> **Directions**: Copy down all of the data underneath, exactly as shown.

> **Excerpts from a figure dataset**:
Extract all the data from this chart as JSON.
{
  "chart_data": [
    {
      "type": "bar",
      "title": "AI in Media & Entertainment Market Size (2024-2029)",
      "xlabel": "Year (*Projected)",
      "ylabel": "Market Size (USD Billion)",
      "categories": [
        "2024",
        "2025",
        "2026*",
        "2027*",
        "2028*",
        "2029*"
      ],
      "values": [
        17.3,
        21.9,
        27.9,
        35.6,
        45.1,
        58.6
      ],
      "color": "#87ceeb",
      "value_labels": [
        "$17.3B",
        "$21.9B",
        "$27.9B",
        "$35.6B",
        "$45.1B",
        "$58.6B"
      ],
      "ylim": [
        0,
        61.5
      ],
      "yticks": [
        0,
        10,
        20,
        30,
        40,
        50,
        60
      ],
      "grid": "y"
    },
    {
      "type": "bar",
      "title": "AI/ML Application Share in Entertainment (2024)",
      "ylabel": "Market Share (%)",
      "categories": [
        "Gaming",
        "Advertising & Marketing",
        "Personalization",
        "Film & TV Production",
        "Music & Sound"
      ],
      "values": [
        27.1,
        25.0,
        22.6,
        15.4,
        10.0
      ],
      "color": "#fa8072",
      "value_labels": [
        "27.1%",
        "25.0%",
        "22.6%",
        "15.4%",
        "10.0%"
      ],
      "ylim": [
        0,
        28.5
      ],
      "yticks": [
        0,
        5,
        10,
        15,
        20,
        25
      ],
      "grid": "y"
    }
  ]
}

> **Expected answer**:
Extract all the data from this chart as JSON.
{
  "chart_data": [
    {
      "type": "bar",
      "title": "AI in Media & Entertainment Market Size (2024-2029)",
      "xlabel": "Year (*Projected)",
      "ylabel": "Market Size (USD Billion)",
      "categories": [
        "2024",
        "2025",
        "2026*",
        "2027*",
        "2028*",
        "2029*"
      ],
      "values": [
        17.3,
        21.9,
        27.9,
        35.6,
        45.1,
        58.6
      ],
      "color": "#87ceeb",
      "value_labels": [
        "$17.3B",
        "$21.9B",
        "$27.9B",
        "$35.6B",
        "$45.1B",
        "$58.6B"
      ],
      "ylim": [
        0,
        61.5
      ],
      "yticks": [
        0,
        10,
        20,
        30,
        40,
        50,
        60
      ],
      "grid": "y"
    },
    {
      "type": "bar",
      "title": "AI/ML Application Share in Entertainment (2024)",
      "ylabel": "Market Share (%)",
      "categories": [
        "Gaming",
        "Advertising & Marketing",
        "Personalization",
        "Film & TV Production",
        "Music & Sound"
      ],
      "values": [
        27.1,
        25.0,
        22.6,
        15.4,
        10.0
      ],
      "color": "#fa8072",
      "value_labels": [
        "27.1%",
        "25.0%",
        "22.6%",
        "15.4%",
        "10.0%"
      ],
      "ylim": [
        0,
        28.5
      ],
      "yticks": [
        0,
        5,
        10,
        15,
        20,
        25
      ],
      "grid": "y"
    }
  ]
}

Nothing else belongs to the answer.